**What the exercise asks**
Locate the lines that hold the string "sich". Copy every such line.

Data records
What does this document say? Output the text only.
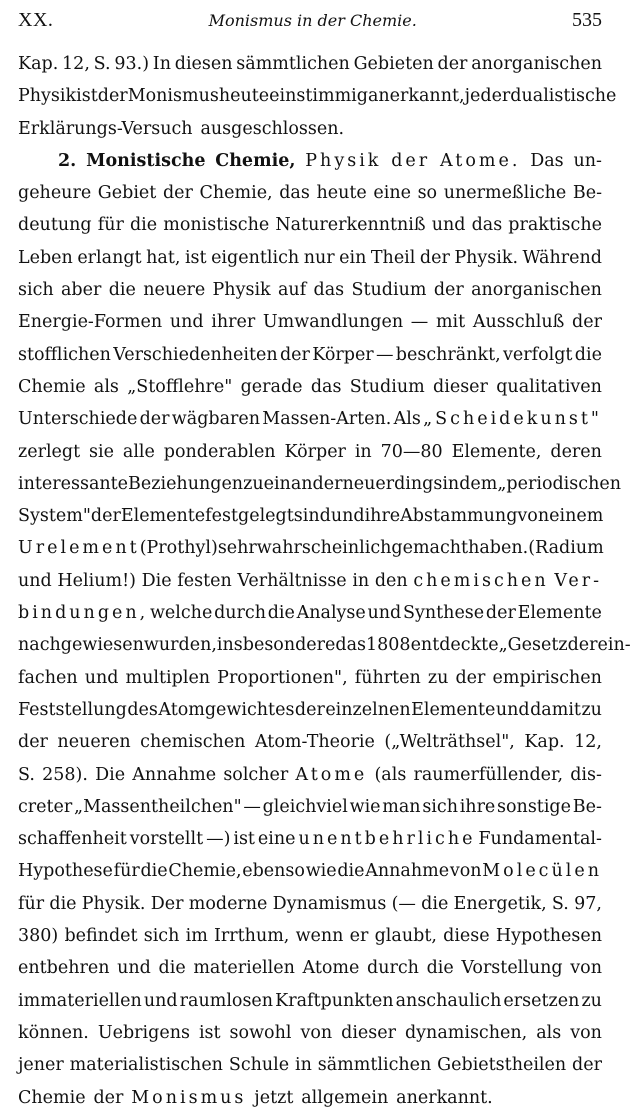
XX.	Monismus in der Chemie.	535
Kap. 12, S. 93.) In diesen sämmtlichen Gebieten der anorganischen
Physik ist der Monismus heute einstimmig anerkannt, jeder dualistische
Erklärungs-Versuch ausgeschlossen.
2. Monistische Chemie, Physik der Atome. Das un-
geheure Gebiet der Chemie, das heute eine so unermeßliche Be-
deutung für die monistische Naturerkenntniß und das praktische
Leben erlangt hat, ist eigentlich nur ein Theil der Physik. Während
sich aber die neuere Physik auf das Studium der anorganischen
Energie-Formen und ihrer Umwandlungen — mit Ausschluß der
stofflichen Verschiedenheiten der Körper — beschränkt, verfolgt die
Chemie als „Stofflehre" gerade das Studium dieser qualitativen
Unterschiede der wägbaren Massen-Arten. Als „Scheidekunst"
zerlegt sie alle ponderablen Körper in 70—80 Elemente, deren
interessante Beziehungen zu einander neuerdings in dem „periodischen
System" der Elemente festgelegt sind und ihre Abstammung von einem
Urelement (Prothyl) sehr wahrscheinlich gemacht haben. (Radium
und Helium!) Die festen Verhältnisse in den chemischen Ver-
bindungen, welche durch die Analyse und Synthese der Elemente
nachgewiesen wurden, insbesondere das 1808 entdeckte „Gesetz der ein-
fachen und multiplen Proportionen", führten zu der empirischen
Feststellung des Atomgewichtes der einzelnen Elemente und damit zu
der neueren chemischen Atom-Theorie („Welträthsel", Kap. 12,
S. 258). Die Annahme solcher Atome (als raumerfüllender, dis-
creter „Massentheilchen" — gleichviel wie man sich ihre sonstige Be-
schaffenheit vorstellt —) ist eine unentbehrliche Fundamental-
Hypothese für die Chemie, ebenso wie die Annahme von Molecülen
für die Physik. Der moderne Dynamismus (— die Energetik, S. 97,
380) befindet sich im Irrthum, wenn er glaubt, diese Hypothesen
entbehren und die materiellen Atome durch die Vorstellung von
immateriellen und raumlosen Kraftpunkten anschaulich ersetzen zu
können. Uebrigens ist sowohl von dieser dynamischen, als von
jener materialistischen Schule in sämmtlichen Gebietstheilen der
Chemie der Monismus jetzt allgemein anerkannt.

**Correct result**
sich aber die neuere Physik auf das Studium der anorganischen
creter „Massentheilchen" — gleichviel wie man sich ihre sonstige Be-
380) befindet sich im Irrthum, wenn er glaubt, diese Hypothesen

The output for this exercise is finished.